THE EXERCISE: Return the whole listing, line for line, without the pictures in it.

Stored items from a collection:

§

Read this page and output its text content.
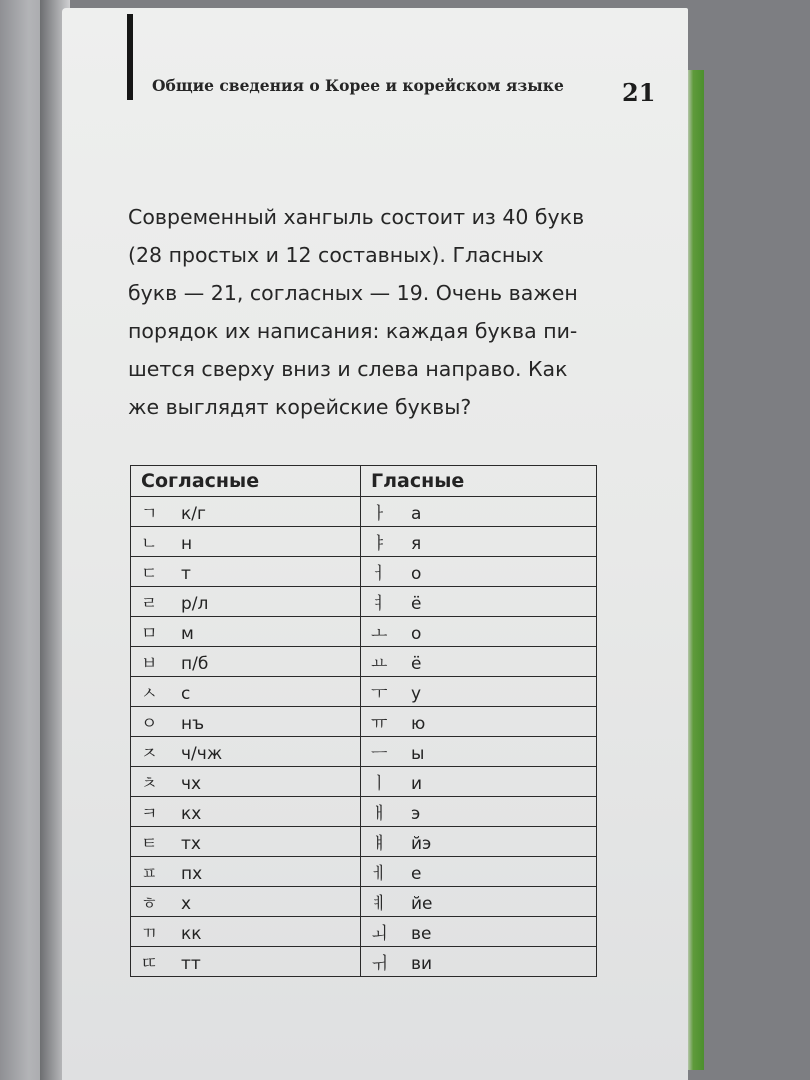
Общие сведения о Корее и корейском языке 21

Современный хангыль состоит из 40 букв
(28 простых и 12 составных). Гласных
букв — 21, согласных — 19. Очень важен
порядок их написания: каждая буква пи-
шется сверху вниз и слева направо. Как
же выглядят корейские буквы?

Согласные	Гласные
ㄱ к/г	ㅏ а
ㄴ н	ㅑ я
ㄷ т	ㅓ о
ㄹ р/л	ㅕ ё
ㅁ м	ㅗ о
ㅂ п/б	ㅛ ё
ㅅ с	ㅜ у
ㅇ нъ	ㅠ ю
ㅈ ч/чж	ㅡ ы
ㅊ чх	ㅣ и
ㅋ кх	ㅐ э
ㅌ тх	ㅒ йэ
ㅍ пх	ㅔ е
ㅎ х	ㅖ йе
ㄲ кк	ㅚ ве
ㄸ тт	ㅟ ви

§

SOLUTION TO THE PROBLEM:
Read this page and output its text content.
Общие сведения о Корее и корейском языке 21

Современный хангыль состоит из 40 букв
(28 простых и 12 составных). Гласных
букв — 21, согласных — 19. Очень важен
порядок их написания: каждая буква пи-
шется сверху вниз и слева направо. Как
же выглядят корейские буквы?

Согласные	Гласные
ㄱ к/г	ㅏ а
ㄴ н	ㅑ я
ㄷ т	ㅓ о
ㄹ р/л	ㅕ ё
ㅁ м	ㅗ о
ㅂ п/б	ㅛ ё
ㅅ с	ㅜ у
ㅇ нъ	ㅠ ю
ㅈ ч/чж	ㅡ ы
ㅊ чх	ㅣ и
ㅋ кх	ㅐ э
ㅌ тх	ㅒ йэ
ㅍ пх	ㅔ е
ㅎ х	ㅖ йе
ㄲ кк	ㅚ ве
ㄸ тт	ㅟ ви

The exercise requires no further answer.